▶ Prompt
Continue the news report on the lawsuit against DraftKings and FanDuel, starting right after its final sentence.

The cases are part of an uptick in gambling litigation in recent years. Similar suits have been dismissed in the past, however, with judges ruling that sportsbooks and casinos are not legally responsible for monitoring their customers’ betting habits.

The latest lawsuit takes aim at the sportsbooks’ algorithms.

Jennifer Hoekstra, a partner at Aylstock, Witkin, Kreis & Overholtz, PLC, the firm representing the plaintiff, said sportsbooks have taken the same approach as social media and video game companies. Hoekstra, who told ESPN she worked on discovery and briefing for the California social media case, said sportsbooks can put safeguards in place to protect gamblers from losing control, but the “apps are designed to make it more addictive.”

“They develop and personalize themselves to the individual user,” Hoekstra told ESPN. “When you log-in, the algorithm knows who you are and what you’re interested in. It pops up, so it becomes more addictive for that person.”

The plaintiff downloaded the DraftKings and FanDuel apps around 2023 — after they became legal in Massachusetts — and, according to the lawsuit, placed small, recreational bets while watching games. Eventually, his gambling escalated to “an unmanageable addiction to the defendants’ sports betting platforms,” the lawsuit alleges.

DraftKings and FanDuel provided him with VIP managers, who offered incentives such as bonuses and tickets to sporting events that the lawsuit claims were an effort to ensure he bet more often.

Stored data entries:

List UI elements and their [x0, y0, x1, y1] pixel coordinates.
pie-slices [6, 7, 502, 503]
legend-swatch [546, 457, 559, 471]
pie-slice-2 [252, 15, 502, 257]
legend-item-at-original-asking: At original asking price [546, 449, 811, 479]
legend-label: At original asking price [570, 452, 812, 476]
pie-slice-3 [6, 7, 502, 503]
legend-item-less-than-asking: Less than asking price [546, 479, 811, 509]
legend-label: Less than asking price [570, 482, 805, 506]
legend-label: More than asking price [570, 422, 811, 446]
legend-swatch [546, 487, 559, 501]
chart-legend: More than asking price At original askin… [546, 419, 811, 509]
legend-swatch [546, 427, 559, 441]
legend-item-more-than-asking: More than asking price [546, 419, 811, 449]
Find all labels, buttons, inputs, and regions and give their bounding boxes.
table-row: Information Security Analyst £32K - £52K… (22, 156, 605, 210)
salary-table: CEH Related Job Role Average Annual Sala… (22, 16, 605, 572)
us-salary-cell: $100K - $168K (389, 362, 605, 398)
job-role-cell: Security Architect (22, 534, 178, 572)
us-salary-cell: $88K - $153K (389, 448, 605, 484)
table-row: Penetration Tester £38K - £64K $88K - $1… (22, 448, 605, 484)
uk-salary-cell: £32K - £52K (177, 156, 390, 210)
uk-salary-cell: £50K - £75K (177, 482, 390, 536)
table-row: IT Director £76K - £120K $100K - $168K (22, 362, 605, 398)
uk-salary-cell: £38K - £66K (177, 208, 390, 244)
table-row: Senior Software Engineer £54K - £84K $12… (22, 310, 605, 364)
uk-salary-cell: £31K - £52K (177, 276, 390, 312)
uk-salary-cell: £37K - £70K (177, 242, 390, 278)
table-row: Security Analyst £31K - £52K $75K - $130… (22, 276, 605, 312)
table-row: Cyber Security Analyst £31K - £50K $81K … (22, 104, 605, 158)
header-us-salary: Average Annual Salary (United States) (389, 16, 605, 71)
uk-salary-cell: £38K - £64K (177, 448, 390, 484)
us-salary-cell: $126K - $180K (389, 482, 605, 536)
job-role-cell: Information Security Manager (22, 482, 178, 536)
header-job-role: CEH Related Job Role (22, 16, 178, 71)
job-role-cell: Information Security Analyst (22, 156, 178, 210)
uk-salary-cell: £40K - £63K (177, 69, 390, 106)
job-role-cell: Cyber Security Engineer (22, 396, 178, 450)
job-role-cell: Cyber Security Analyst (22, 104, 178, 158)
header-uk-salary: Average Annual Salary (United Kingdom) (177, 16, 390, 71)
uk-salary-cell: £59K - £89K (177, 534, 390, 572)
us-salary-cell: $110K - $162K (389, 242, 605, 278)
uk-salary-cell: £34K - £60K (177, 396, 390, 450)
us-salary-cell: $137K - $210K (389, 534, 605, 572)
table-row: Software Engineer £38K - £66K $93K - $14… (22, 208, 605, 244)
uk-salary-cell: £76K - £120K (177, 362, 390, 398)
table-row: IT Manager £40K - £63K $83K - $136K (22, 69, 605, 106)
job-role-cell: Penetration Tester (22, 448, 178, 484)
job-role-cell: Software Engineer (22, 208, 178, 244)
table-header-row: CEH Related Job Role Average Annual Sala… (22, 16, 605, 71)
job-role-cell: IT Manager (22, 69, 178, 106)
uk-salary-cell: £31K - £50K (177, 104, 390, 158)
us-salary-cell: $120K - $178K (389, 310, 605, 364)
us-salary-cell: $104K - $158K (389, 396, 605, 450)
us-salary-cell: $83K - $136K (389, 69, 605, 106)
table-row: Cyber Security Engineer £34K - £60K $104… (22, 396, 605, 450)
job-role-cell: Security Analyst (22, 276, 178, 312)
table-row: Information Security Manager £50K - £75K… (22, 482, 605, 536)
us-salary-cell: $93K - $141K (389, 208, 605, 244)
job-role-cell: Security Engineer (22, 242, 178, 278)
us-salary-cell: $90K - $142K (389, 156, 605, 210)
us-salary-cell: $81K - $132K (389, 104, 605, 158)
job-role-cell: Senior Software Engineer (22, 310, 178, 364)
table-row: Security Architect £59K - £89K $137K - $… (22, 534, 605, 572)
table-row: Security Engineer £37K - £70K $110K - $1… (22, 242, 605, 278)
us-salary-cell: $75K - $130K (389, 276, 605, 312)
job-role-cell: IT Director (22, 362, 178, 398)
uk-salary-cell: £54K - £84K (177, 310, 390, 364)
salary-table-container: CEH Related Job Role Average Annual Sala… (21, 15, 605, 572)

▶ Written answer
That first year, on FanDuel, he wagered nearly $200,000, which was about twice his pre-tax income.

In 2024, the complaint said, his play on FanDuel increased to $1.3 million, “reflecting disordered use of the platform.” The next year his wagers topped $1.5 million and he left his job. He is now in therapy for gambling addiction, according to the lawsuit.

Gambling addiction suits have been dismissed repeatedly in multiple states. A federal judge in Pennsylvania on Monday dismissed a class-action suit against DraftKings that alleged the sportsbook’s VIP hosts and marketing led to gambling addiction. The judge ruled that “encouraging persons to gamble, even if the persons are compulsive gamblers, does not meet the high bar of extreme and outrageous conduct.”

Matthew Litt, a New Jersey attorney who has filed dozens of recent gambling addiction suits but is not involved in this week’s lawsuits, said gaining traction on such cases has been challenging because laws are outdated.

“There’s been no acknowledgment that you have a casino or a sportsbook … in your pocket 24 hours a day,” Litt told ESPN.

Hoekstra said her lawsuit is different because it claims physical harm instead of economic injury.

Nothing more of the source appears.